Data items
##############################

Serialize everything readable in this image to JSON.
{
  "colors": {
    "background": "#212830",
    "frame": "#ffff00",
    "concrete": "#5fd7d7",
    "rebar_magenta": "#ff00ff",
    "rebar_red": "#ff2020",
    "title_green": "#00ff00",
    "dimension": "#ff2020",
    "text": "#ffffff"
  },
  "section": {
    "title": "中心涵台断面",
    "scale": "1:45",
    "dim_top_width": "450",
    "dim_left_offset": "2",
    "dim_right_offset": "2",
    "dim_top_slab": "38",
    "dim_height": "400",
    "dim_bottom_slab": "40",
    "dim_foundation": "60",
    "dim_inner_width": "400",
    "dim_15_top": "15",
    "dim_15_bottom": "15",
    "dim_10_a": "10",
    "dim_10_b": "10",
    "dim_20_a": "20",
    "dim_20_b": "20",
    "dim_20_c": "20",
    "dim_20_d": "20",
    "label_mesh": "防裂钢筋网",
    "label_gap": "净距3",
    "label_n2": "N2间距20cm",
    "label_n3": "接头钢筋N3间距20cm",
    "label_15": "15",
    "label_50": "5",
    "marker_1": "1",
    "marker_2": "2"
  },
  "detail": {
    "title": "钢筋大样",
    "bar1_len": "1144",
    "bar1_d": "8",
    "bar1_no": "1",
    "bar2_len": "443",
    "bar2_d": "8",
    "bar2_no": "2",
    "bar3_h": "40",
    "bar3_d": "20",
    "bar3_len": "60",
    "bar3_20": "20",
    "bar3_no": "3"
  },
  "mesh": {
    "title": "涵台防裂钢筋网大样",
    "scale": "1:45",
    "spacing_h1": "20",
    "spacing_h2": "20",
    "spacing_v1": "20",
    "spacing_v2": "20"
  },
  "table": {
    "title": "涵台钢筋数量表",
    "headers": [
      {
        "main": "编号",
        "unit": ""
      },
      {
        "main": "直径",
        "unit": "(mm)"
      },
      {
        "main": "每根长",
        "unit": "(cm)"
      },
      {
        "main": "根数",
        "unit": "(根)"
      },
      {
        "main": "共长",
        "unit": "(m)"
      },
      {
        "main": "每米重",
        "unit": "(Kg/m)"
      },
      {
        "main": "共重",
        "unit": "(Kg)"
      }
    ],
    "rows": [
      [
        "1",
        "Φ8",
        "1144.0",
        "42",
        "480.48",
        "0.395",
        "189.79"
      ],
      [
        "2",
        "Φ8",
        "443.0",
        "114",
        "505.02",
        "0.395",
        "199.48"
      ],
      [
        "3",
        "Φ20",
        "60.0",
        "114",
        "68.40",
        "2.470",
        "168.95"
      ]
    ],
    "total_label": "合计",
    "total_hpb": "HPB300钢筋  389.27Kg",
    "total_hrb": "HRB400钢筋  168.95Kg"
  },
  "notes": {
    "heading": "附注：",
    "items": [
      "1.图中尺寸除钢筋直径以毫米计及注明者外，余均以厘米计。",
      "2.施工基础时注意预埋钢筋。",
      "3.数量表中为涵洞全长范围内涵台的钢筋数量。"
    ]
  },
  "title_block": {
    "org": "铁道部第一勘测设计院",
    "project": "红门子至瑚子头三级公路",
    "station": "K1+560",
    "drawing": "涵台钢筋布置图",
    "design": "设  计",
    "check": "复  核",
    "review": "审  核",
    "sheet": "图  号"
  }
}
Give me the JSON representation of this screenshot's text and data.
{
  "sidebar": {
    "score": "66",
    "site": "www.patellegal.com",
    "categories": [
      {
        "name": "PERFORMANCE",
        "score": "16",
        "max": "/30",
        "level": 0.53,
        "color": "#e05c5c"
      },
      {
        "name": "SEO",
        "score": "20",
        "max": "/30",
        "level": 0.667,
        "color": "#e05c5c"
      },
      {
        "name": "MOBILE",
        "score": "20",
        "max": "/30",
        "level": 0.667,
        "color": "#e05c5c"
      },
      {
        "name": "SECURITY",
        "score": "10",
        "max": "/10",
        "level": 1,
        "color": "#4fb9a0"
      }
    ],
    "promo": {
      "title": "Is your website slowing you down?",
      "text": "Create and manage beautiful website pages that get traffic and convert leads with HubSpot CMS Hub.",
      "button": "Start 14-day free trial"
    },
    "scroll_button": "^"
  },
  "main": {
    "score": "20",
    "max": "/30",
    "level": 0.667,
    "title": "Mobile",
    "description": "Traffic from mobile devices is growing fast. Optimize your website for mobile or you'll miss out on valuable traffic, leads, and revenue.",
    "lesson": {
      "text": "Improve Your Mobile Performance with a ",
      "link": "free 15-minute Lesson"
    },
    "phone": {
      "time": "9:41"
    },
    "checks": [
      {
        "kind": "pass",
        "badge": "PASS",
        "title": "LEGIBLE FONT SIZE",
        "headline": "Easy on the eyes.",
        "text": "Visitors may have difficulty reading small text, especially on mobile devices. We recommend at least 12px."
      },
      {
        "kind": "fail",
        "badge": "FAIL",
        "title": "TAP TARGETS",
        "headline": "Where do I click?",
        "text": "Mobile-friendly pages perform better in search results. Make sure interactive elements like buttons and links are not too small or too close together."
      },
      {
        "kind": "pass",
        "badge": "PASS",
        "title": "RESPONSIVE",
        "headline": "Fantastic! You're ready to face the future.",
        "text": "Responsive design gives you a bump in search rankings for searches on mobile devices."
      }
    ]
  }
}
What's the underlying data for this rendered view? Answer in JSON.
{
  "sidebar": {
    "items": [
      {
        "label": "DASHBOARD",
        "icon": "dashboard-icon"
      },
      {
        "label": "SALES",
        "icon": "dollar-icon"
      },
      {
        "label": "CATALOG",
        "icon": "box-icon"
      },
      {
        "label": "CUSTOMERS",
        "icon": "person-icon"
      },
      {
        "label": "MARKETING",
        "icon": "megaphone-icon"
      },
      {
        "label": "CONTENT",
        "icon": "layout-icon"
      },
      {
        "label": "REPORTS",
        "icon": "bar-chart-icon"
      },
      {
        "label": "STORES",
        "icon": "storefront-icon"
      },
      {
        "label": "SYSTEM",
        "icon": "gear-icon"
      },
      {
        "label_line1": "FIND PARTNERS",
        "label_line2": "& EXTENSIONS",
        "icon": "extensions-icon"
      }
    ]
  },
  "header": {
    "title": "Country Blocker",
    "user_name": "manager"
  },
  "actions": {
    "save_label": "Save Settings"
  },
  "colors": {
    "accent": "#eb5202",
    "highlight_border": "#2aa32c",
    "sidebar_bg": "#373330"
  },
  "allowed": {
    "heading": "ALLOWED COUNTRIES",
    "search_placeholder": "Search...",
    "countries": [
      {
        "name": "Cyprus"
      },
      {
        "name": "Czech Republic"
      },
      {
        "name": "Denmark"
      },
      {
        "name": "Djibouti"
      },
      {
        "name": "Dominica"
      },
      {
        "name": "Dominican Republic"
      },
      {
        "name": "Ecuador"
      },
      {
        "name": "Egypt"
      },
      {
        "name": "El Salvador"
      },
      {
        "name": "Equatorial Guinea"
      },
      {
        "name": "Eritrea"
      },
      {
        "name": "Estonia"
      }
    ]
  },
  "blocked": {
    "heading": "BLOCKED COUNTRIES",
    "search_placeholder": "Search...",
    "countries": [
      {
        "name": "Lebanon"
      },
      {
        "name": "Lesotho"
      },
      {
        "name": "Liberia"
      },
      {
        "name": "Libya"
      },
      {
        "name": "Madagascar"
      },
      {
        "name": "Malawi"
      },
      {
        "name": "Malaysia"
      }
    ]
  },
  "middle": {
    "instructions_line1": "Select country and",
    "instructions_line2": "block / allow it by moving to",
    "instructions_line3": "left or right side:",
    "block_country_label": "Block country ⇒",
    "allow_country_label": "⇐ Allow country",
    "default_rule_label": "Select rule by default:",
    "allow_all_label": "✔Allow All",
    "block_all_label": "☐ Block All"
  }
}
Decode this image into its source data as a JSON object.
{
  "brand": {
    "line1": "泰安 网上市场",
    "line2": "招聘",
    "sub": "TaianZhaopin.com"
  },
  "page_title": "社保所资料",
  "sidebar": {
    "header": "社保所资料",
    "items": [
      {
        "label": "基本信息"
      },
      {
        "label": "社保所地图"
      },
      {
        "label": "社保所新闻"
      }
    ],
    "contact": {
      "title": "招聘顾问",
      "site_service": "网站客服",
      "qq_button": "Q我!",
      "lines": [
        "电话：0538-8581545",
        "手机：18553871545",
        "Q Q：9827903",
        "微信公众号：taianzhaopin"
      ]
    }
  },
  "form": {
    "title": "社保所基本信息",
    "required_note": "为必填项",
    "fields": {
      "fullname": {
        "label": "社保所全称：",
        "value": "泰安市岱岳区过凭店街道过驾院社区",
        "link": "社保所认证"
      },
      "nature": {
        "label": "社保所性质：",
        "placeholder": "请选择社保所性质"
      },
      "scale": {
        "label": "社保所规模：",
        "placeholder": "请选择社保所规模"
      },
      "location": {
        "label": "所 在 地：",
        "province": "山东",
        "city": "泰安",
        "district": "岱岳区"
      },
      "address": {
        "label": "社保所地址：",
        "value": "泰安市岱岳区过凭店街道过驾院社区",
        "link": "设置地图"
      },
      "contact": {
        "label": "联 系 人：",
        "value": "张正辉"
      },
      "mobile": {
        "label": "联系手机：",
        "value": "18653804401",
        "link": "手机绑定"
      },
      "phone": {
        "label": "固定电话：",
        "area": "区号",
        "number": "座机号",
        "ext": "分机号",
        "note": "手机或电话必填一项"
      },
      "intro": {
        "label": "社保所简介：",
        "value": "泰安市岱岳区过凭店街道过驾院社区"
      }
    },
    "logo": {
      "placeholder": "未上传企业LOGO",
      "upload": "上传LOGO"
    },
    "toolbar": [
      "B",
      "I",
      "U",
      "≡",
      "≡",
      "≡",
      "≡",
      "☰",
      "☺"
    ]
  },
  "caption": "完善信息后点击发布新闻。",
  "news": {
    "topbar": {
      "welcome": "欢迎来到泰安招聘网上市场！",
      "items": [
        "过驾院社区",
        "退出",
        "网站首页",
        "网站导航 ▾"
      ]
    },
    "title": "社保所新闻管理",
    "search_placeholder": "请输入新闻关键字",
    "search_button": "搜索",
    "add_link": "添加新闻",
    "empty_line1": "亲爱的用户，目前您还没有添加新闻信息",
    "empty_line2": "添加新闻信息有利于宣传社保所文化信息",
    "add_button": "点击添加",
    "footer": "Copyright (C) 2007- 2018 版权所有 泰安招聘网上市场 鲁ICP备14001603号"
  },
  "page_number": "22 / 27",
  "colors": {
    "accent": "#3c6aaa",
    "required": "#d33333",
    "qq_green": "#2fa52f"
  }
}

##############################

Display every line of the listing that contains the string "design".

    "design": "设  计",
        "text": "Responsive design gives you a bump in search rankings for searches on mobile devices."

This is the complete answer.